Work required —
A verbatim copy of the records is required, with all pictures left out.

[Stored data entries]
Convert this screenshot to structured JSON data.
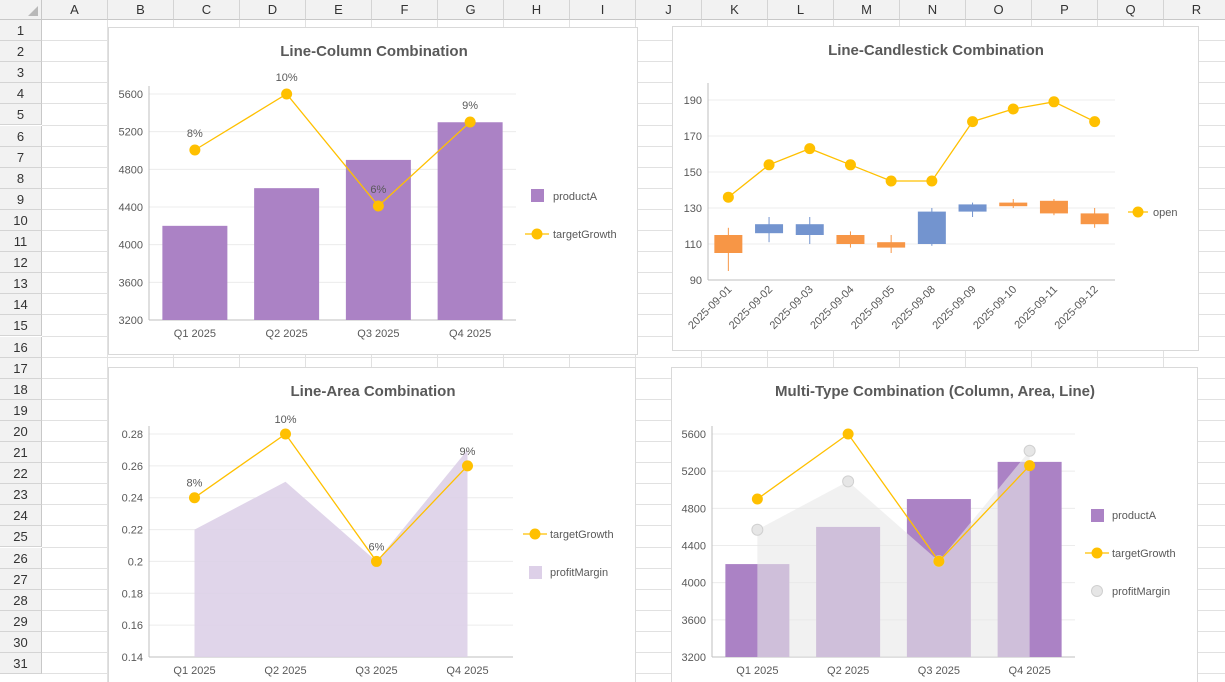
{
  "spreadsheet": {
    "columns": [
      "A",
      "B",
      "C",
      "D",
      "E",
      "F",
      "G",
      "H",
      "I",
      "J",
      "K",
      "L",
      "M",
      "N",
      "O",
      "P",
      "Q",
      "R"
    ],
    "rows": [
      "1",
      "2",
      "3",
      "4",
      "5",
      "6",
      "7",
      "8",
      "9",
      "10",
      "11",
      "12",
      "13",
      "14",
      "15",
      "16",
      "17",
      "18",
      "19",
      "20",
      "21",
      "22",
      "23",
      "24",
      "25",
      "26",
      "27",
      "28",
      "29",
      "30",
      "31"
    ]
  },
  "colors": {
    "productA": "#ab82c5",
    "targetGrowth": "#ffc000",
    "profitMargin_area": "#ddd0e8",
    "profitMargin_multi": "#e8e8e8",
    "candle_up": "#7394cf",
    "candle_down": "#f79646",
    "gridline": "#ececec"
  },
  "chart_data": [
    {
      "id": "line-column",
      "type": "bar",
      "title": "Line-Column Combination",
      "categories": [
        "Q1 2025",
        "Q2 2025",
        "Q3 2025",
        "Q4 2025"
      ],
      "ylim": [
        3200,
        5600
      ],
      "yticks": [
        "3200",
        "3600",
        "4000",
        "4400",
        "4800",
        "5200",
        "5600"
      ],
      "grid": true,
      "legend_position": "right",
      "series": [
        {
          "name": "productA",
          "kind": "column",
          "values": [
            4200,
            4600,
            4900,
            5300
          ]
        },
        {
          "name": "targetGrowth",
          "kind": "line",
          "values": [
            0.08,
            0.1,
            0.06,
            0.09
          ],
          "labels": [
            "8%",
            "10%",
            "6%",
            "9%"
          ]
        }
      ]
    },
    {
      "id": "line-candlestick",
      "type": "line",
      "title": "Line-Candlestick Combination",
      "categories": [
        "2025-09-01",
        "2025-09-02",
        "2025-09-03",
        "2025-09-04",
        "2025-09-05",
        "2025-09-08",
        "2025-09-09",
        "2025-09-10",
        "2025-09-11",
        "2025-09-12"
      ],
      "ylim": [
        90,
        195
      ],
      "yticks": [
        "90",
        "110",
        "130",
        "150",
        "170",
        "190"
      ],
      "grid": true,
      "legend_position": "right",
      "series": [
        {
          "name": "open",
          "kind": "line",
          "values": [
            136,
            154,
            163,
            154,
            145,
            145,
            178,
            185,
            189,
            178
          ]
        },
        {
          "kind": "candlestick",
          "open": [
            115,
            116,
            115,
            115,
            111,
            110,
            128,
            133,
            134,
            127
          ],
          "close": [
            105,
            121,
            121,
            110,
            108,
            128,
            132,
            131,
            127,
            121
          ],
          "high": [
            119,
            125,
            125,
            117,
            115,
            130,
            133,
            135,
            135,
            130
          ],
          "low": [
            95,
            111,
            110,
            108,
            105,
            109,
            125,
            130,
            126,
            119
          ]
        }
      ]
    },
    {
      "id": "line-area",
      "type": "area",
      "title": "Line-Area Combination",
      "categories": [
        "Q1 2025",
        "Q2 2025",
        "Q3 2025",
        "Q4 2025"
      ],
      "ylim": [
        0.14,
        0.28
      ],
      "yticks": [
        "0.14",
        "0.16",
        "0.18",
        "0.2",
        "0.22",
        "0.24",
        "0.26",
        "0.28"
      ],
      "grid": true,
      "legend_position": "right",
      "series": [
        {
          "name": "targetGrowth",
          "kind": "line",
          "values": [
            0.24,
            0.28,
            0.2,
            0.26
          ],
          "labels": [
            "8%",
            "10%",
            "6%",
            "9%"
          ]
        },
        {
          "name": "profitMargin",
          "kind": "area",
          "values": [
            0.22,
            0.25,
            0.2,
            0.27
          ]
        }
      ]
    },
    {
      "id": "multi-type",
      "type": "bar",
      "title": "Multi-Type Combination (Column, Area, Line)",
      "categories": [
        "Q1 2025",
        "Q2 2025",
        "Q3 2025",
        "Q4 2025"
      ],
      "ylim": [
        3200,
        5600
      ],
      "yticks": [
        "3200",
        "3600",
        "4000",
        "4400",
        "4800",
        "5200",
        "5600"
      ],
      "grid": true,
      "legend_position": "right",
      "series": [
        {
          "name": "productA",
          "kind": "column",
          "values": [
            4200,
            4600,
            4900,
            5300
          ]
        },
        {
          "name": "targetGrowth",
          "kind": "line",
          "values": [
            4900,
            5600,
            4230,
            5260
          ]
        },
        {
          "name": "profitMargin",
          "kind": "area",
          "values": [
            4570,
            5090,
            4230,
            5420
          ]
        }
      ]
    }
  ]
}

Response —
Convert this screenshot to structured JSON data.
{
  "spreadsheet": {
    "columns": [
      "A",
      "B",
      "C",
      "D",
      "E",
      "F",
      "G",
      "H",
      "I",
      "J",
      "K",
      "L",
      "M",
      "N",
      "O",
      "P",
      "Q",
      "R"
    ],
    "rows": [
      "1",
      "2",
      "3",
      "4",
      "5",
      "6",
      "7",
      "8",
      "9",
      "10",
      "11",
      "12",
      "13",
      "14",
      "15",
      "16",
      "17",
      "18",
      "19",
      "20",
      "21",
      "22",
      "23",
      "24",
      "25",
      "26",
      "27",
      "28",
      "29",
      "30",
      "31"
    ]
  },
  "colors": {
    "productA": "#ab82c5",
    "targetGrowth": "#ffc000",
    "profitMargin_area": "#ddd0e8",
    "profitMargin_multi": "#e8e8e8",
    "candle_up": "#7394cf",
    "candle_down": "#f79646",
    "gridline": "#ececec"
  },
  "chart_data": [
    {
      "id": "line-column",
      "type": "bar",
      "title": "Line-Column Combination",
      "categories": [
        "Q1 2025",
        "Q2 2025",
        "Q3 2025",
        "Q4 2025"
      ],
      "ylim": [
        3200,
        5600
      ],
      "yticks": [
        "3200",
        "3600",
        "4000",
        "4400",
        "4800",
        "5200",
        "5600"
      ],
      "grid": true,
      "legend_position": "right",
      "series": [
        {
          "name": "productA",
          "kind": "column",
          "values": [
            4200,
            4600,
            4900,
            5300
          ]
        },
        {
          "name": "targetGrowth",
          "kind": "line",
          "values": [
            0.08,
            0.1,
            0.06,
            0.09
          ],
          "labels": [
            "8%",
            "10%",
            "6%",
            "9%"
          ]
        }
      ]
    },
    {
      "id": "line-candlestick",
      "type": "line",
      "title": "Line-Candlestick Combination",
      "categories": [
        "2025-09-01",
        "2025-09-02",
        "2025-09-03",
        "2025-09-04",
        "2025-09-05",
        "2025-09-08",
        "2025-09-09",
        "2025-09-10",
        "2025-09-11",
        "2025-09-12"
      ],
      "ylim": [
        90,
        195
      ],
      "yticks": [
        "90",
        "110",
        "130",
        "150",
        "170",
        "190"
      ],
      "grid": true,
      "legend_position": "right",
      "series": [
        {
          "name": "open",
          "kind": "line",
          "values": [
            136,
            154,
            163,
            154,
            145,
            145,
            178,
            185,
            189,
            178
          ]
        },
        {
          "kind": "candlestick",
          "open": [
            115,
            116,
            115,
            115,
            111,
            110,
            128,
            133,
            134,
            127
          ],
          "close": [
            105,
            121,
            121,
            110,
            108,
            128,
            132,
            131,
            127,
            121
          ],
          "high": [
            119,
            125,
            125,
            117,
            115,
            130,
            133,
            135,
            135,
            130
          ],
          "low": [
            95,
            111,
            110,
            108,
            105,
            109,
            125,
            130,
            126,
            119
          ]
        }
      ]
    },
    {
      "id": "line-area",
      "type": "area",
      "title": "Line-Area Combination",
      "categories": [
        "Q1 2025",
        "Q2 2025",
        "Q3 2025",
        "Q4 2025"
      ],
      "ylim": [
        0.14,
        0.28
      ],
      "yticks": [
        "0.14",
        "0.16",
        "0.18",
        "0.2",
        "0.22",
        "0.24",
        "0.26",
        "0.28"
      ],
      "grid": true,
      "legend_position": "right",
      "series": [
        {
          "name": "targetGrowth",
          "kind": "line",
          "values": [
            0.24,
            0.28,
            0.2,
            0.26
          ],
          "labels": [
            "8%",
            "10%",
            "6%",
            "9%"
          ]
        },
        {
          "name": "profitMargin",
          "kind": "area",
          "values": [
            0.22,
            0.25,
            0.2,
            0.27
          ]
        }
      ]
    },
    {
      "id": "multi-type",
      "type": "bar",
      "title": "Multi-Type Combination (Column, Area, Line)",
      "categories": [
        "Q1 2025",
        "Q2 2025",
        "Q3 2025",
        "Q4 2025"
      ],
      "ylim": [
        3200,
        5600
      ],
      "yticks": [
        "3200",
        "3600",
        "4000",
        "4400",
        "4800",
        "5200",
        "5600"
      ],
      "grid": true,
      "legend_position": "right",
      "series": [
        {
          "name": "productA",
          "kind": "column",
          "values": [
            4200,
            4600,
            4900,
            5300
          ]
        },
        {
          "name": "targetGrowth",
          "kind": "line",
          "values": [
            4900,
            5600,
            4230,
            5260
          ]
        },
        {
          "name": "profitMargin",
          "kind": "area",
          "values": [
            4570,
            5090,
            4230,
            5420
          ]
        }
      ]
    }
  ]
}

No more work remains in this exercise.